EXERCISE TASK: Check every line of the entries that follow, and copy the ones containing "JSON".

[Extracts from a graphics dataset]
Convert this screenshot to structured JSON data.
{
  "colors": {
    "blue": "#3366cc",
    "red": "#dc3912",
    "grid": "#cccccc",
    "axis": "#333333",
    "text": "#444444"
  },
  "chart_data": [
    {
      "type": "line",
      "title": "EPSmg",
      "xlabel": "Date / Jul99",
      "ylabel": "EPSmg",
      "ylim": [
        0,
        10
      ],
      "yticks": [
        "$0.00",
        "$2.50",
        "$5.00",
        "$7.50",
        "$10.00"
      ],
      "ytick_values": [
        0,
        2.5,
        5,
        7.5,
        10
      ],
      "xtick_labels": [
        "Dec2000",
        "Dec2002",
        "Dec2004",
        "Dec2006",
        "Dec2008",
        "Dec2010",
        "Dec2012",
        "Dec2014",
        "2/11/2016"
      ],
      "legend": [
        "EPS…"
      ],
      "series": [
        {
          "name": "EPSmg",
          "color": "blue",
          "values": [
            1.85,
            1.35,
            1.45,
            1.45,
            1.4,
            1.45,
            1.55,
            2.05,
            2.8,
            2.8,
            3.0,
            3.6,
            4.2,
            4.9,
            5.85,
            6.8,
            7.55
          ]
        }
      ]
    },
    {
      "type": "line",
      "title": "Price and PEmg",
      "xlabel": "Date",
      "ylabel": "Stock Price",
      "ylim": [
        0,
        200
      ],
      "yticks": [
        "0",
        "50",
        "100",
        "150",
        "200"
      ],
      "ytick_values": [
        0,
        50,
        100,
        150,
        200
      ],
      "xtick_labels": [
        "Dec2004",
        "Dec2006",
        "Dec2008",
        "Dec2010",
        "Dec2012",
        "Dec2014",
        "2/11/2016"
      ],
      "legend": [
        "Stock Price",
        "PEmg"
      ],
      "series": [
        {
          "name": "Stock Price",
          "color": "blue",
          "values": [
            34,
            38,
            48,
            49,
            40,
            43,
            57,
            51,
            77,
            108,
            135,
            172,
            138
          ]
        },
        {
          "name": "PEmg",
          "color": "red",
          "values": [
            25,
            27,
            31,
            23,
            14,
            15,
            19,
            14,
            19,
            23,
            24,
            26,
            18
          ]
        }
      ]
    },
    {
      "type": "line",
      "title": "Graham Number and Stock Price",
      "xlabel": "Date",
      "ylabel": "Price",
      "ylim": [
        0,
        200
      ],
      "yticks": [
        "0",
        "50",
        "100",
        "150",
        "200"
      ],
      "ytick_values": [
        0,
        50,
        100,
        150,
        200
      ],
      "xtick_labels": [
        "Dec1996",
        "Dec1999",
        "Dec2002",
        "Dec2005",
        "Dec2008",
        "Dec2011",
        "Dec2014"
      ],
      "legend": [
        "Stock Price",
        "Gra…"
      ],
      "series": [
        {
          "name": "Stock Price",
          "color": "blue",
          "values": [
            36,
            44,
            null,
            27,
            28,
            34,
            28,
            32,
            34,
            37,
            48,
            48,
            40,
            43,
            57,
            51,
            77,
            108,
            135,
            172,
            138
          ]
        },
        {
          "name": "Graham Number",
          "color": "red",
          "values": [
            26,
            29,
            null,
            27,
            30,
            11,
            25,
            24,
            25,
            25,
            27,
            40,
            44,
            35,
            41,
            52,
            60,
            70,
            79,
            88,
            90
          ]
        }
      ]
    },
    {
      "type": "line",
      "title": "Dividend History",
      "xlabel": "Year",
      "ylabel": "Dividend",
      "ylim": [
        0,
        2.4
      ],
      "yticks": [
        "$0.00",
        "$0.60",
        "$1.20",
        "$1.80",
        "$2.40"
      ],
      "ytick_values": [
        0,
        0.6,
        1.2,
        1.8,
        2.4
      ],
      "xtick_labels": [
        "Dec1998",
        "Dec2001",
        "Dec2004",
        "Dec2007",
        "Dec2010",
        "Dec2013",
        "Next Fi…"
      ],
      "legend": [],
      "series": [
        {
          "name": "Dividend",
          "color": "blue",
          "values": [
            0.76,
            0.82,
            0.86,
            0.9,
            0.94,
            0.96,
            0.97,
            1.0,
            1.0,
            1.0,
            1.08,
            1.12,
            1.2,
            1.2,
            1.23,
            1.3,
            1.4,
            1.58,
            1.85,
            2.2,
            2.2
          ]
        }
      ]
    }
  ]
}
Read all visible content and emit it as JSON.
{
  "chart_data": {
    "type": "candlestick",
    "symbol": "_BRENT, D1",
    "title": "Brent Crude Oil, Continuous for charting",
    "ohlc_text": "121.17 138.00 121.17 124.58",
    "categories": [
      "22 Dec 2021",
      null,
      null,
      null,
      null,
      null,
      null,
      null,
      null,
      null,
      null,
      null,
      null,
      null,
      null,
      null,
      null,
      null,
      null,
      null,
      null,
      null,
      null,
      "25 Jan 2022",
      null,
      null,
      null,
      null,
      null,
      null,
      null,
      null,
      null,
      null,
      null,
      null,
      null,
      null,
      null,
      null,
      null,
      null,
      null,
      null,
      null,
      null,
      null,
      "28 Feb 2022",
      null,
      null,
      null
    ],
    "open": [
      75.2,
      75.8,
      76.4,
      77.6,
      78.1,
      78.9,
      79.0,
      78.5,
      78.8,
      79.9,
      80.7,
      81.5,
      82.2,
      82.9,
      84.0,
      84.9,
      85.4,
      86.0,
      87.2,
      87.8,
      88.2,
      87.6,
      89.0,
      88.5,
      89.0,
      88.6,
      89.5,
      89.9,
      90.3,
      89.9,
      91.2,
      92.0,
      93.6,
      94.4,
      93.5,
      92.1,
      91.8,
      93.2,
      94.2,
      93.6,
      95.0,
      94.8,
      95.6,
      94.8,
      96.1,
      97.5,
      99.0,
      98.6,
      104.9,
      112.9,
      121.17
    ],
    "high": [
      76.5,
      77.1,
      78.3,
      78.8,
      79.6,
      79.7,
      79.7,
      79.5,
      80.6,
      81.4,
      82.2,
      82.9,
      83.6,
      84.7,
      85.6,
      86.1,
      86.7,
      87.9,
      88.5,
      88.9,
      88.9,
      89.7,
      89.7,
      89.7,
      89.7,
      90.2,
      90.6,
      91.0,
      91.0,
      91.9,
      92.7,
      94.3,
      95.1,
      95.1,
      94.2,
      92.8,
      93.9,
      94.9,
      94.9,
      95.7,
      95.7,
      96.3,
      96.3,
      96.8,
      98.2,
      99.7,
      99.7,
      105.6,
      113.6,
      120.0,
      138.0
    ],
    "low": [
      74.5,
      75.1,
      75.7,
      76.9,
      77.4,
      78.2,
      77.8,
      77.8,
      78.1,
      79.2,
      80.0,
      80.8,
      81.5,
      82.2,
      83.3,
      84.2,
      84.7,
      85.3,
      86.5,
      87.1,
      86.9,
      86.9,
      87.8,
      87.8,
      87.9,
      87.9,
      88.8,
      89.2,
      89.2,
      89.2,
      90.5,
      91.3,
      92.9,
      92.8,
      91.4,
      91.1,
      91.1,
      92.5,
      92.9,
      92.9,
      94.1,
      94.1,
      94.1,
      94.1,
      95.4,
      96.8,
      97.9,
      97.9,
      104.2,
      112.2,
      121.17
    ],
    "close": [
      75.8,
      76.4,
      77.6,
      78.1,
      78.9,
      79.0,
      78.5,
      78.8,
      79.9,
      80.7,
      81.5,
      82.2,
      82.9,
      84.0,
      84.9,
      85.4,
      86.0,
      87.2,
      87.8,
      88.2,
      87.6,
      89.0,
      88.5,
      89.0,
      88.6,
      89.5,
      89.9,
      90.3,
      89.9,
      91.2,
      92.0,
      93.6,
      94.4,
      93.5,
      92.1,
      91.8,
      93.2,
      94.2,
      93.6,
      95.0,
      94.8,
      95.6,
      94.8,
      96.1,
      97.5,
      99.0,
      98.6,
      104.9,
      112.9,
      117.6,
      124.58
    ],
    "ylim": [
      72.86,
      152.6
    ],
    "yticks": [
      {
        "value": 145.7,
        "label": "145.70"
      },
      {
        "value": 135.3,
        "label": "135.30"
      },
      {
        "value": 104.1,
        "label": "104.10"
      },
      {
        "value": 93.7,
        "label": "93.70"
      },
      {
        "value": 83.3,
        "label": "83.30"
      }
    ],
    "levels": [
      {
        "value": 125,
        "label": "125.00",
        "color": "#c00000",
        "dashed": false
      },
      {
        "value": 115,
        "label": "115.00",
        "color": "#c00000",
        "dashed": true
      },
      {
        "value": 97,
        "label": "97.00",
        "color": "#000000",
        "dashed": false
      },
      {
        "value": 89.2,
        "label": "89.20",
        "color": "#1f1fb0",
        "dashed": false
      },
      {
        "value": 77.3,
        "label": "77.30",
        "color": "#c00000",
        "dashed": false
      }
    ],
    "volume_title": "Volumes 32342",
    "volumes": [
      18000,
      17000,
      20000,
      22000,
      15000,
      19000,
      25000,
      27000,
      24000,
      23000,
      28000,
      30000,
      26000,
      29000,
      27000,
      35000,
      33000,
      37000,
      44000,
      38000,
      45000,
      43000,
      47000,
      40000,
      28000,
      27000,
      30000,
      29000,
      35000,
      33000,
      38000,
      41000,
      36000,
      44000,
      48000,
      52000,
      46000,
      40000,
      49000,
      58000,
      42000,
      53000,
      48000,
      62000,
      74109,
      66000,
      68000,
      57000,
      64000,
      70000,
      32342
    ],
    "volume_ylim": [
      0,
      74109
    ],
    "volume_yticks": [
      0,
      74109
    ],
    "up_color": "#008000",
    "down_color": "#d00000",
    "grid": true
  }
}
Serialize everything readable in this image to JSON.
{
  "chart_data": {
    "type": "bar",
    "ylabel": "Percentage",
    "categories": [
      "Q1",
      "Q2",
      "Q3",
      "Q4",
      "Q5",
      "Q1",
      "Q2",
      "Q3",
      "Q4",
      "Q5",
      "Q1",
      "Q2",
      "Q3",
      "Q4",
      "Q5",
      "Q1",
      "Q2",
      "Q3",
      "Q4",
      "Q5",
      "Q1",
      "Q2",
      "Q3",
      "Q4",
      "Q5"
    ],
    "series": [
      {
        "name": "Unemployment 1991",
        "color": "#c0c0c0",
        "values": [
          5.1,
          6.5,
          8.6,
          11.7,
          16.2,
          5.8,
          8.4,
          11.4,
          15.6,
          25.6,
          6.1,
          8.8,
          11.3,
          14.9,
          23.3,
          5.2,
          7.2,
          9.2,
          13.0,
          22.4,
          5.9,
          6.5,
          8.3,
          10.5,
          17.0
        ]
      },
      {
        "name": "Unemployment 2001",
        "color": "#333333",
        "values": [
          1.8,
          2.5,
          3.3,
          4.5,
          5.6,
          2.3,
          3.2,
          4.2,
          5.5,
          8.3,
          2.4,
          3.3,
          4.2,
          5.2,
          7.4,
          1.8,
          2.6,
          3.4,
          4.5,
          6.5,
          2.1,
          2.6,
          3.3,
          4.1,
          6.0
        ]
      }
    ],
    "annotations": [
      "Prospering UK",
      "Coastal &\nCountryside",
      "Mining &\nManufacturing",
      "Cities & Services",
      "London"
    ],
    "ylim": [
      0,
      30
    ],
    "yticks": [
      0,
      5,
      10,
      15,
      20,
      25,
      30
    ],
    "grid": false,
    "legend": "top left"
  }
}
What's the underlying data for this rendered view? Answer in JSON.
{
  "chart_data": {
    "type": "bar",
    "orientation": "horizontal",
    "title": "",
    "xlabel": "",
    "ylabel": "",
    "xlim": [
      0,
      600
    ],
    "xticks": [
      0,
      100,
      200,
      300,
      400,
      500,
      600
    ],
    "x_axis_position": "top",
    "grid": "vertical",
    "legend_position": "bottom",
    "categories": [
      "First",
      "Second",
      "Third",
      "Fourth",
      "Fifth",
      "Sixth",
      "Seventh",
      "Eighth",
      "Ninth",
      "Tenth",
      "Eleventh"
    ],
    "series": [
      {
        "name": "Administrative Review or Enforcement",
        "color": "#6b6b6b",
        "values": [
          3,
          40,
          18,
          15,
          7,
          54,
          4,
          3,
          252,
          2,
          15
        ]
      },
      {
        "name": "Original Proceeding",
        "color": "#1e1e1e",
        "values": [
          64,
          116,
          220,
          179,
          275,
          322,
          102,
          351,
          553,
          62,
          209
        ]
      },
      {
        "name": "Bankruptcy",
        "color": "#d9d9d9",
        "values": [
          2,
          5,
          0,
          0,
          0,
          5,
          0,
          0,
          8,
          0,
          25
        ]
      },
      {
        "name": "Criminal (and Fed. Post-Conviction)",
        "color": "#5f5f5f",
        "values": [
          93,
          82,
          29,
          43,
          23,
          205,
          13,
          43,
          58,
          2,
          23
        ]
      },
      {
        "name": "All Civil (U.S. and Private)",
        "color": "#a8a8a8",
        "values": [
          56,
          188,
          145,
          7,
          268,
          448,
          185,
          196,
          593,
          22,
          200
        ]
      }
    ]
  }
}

PROBLEM SOLUTION:
Convert this screenshot to structured JSON data.
Read all visible content and emit it as JSON.
Serialize everything readable in this image to JSON.
What's the underlying data for this rendered view? Answer in JSON.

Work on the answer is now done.